PROBLEM TO WORK ON
Gather all lines in the entries that include the word "Default".

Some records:

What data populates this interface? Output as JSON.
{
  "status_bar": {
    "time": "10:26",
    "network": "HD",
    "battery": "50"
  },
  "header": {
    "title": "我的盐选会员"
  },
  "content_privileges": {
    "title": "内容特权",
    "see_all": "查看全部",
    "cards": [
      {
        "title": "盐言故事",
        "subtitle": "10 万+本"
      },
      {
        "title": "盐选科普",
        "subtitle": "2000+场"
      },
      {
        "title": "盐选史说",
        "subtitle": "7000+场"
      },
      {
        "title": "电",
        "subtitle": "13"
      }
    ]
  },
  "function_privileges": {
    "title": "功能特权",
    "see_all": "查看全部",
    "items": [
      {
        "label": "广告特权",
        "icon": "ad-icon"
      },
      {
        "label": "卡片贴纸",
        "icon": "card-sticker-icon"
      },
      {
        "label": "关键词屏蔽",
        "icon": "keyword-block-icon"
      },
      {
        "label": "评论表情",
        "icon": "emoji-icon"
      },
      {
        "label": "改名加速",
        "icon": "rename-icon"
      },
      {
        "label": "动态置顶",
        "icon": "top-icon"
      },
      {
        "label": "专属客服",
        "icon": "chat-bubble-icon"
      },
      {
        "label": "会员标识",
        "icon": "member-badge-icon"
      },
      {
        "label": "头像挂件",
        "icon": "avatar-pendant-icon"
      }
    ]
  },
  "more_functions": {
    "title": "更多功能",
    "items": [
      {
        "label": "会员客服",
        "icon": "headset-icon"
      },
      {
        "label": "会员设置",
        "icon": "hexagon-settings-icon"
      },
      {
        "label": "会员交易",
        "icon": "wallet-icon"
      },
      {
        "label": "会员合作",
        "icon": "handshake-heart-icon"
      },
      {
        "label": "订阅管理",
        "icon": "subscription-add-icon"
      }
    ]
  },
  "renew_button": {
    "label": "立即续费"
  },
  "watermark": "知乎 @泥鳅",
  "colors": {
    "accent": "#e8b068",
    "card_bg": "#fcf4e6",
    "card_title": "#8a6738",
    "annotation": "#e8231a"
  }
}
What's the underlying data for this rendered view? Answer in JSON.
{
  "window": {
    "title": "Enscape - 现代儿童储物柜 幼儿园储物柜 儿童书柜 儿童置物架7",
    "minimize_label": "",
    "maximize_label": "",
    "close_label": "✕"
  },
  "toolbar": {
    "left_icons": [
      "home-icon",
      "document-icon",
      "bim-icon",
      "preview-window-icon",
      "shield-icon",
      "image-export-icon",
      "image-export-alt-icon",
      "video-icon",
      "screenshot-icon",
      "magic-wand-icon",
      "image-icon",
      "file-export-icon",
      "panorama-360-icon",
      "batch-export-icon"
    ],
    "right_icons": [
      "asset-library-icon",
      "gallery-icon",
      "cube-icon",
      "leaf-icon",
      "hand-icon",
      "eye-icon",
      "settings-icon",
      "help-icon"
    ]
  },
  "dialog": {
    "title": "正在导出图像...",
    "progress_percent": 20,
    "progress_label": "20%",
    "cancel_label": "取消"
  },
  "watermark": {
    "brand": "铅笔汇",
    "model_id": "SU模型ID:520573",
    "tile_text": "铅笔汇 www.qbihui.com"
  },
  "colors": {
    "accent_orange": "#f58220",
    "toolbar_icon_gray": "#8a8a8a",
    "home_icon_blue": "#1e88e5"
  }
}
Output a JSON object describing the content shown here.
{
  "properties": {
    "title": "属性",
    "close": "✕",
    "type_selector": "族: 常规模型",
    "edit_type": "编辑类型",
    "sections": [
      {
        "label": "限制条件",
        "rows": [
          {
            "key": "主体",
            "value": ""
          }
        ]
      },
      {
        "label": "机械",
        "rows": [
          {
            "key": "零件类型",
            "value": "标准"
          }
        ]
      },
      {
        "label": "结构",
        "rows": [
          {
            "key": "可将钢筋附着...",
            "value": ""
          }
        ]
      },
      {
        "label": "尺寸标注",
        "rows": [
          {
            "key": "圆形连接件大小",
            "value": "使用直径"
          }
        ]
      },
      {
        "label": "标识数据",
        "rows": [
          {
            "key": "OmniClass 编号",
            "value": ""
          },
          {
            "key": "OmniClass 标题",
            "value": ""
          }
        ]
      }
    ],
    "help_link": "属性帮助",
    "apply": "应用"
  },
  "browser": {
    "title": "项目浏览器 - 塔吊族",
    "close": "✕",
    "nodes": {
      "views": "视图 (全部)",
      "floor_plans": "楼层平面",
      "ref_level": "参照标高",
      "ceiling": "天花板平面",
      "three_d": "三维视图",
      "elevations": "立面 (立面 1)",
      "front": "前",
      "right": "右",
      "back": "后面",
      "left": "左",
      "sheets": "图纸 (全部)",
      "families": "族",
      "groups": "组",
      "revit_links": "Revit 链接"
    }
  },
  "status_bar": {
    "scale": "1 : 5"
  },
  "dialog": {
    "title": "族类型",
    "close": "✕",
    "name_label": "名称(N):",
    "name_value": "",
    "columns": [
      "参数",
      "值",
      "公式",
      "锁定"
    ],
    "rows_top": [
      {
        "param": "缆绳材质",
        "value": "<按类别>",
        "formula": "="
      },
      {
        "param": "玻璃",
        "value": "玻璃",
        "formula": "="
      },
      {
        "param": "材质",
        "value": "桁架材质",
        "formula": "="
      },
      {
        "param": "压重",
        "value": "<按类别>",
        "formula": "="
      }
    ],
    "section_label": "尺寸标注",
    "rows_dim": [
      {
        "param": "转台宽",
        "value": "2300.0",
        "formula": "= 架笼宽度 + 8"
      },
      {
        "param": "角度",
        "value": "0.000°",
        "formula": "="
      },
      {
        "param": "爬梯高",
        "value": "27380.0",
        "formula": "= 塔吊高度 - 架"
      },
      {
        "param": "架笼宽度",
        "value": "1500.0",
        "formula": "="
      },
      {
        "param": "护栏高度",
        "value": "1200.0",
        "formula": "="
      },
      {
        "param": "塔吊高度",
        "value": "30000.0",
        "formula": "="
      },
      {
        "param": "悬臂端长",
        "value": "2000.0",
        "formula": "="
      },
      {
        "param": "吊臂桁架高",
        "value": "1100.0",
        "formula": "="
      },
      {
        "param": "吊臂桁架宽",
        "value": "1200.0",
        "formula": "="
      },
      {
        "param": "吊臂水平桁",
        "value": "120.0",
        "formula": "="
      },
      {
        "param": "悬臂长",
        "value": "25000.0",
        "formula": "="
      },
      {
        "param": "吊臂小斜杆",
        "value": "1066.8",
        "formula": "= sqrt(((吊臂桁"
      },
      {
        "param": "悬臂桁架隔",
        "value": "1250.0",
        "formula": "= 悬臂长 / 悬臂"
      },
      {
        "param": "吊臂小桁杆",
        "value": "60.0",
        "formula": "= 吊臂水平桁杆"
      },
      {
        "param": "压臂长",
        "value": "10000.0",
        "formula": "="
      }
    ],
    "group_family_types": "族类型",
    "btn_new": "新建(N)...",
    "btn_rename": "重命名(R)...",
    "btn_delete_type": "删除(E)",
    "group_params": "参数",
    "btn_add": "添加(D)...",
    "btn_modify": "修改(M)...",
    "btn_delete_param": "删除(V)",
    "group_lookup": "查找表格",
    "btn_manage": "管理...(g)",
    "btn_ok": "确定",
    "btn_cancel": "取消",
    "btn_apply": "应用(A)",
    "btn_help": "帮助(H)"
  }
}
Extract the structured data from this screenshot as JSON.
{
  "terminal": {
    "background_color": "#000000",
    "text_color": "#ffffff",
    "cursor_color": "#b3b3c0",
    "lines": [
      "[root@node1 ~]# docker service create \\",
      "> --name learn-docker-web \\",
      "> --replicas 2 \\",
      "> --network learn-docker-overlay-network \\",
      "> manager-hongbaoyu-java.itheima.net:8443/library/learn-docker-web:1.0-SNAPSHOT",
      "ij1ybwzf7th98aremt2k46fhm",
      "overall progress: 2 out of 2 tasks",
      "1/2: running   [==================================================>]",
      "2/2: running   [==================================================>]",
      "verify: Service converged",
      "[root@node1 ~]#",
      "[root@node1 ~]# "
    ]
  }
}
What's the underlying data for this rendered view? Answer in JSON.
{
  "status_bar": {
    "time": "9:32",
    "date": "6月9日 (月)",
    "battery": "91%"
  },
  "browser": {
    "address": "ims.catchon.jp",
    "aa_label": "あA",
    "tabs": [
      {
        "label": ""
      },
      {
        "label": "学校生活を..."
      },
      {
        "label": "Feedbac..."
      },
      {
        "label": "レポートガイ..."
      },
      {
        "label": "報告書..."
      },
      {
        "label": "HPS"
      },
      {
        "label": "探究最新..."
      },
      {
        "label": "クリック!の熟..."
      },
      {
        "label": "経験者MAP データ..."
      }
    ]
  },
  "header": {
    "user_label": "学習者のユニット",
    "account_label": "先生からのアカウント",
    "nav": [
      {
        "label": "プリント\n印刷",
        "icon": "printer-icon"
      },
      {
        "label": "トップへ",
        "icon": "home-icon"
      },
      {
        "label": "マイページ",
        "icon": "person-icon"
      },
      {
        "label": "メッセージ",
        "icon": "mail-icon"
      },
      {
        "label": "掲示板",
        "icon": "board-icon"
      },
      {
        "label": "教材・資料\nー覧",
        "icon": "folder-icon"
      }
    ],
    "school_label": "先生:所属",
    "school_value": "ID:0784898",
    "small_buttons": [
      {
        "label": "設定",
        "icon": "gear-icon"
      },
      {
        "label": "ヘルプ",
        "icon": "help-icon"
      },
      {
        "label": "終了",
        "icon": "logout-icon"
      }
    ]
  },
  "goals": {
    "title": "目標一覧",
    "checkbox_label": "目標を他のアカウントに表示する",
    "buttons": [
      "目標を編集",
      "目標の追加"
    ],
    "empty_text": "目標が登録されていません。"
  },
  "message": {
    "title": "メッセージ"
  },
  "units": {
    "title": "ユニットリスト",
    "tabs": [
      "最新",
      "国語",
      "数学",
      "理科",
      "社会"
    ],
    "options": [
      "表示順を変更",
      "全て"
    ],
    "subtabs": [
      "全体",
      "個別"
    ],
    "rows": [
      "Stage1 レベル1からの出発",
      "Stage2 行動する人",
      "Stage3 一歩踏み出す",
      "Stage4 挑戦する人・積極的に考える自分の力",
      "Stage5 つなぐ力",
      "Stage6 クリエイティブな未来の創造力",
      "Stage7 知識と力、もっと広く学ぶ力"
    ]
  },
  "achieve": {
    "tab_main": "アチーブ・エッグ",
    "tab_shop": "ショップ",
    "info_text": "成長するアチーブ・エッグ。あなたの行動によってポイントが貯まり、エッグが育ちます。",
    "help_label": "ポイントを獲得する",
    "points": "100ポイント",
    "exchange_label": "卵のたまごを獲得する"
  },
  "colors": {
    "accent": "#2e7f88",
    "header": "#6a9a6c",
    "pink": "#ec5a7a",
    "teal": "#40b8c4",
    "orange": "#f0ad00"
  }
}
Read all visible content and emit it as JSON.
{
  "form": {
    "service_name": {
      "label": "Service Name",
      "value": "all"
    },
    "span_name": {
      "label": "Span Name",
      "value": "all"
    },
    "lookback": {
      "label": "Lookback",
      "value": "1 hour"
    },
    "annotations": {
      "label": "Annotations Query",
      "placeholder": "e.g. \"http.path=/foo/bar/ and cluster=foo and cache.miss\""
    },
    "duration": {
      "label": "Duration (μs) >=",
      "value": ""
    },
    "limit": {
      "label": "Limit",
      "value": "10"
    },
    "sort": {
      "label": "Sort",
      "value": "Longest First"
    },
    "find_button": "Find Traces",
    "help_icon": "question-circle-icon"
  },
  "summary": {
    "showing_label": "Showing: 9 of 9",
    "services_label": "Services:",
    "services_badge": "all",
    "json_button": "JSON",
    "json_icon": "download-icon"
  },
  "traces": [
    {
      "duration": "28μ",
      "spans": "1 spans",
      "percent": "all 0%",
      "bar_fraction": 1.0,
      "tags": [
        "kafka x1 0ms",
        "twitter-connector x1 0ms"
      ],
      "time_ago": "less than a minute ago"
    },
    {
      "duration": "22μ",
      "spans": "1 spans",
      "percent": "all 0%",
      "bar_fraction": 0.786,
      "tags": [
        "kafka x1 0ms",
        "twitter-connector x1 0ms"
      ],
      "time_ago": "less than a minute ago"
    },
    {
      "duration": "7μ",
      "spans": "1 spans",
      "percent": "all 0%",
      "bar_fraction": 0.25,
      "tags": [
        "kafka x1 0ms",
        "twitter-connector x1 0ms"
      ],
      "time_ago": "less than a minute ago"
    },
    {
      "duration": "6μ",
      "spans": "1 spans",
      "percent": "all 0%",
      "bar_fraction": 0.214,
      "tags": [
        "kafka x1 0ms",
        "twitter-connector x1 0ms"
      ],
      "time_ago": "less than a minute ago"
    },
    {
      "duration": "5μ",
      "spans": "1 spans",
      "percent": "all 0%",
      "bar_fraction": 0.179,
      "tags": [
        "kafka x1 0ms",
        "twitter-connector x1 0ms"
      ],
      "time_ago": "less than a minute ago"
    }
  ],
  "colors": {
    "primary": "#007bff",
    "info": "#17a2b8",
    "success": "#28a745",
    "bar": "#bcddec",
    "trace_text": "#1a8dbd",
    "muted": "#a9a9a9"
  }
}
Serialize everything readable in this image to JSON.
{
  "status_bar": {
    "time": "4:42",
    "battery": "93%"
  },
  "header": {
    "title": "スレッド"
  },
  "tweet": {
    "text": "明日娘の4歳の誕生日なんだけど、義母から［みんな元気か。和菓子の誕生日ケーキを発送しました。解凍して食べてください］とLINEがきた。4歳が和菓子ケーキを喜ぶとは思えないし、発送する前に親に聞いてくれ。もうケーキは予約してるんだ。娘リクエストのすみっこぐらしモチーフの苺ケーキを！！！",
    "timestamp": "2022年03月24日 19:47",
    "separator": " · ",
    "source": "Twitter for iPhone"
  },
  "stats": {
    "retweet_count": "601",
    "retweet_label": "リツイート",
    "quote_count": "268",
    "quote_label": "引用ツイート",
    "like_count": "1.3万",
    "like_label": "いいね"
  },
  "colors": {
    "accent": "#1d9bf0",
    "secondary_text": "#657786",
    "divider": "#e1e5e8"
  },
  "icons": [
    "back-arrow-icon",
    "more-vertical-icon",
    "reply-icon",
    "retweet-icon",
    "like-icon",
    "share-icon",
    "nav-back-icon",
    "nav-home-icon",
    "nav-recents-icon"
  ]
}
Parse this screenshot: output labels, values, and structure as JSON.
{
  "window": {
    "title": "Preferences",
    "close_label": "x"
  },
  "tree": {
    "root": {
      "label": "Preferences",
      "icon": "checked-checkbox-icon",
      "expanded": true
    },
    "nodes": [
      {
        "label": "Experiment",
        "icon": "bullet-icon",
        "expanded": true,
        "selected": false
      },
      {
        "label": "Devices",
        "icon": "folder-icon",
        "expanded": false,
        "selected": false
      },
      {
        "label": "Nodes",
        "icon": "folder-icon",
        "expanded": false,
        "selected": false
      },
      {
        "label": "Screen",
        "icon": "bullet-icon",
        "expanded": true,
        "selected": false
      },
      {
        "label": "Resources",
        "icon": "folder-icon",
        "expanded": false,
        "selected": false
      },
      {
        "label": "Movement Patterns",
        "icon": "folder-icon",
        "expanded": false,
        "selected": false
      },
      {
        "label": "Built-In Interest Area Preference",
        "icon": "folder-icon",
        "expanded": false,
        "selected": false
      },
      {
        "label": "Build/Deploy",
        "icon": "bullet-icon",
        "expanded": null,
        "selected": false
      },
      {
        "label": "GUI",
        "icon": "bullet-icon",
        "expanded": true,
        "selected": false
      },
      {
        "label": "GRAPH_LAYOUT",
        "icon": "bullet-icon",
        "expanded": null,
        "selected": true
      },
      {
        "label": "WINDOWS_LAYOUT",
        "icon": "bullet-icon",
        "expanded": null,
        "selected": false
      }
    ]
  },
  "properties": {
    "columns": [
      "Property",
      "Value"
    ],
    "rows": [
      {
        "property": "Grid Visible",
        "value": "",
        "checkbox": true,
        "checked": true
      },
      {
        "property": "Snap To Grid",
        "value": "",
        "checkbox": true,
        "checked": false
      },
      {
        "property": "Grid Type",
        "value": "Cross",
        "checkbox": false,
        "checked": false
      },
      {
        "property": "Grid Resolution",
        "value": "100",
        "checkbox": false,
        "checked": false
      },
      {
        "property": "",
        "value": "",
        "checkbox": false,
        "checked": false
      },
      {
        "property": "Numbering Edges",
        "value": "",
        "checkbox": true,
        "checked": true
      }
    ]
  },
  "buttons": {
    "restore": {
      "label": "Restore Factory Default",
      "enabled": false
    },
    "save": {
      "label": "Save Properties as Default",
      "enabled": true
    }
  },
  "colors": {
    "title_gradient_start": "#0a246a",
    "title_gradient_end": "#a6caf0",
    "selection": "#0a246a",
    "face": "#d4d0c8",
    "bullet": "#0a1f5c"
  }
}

ANSWER FOR THE TASK
      "label": "Restore Factory Default",
      "label": "Save Properties as Default",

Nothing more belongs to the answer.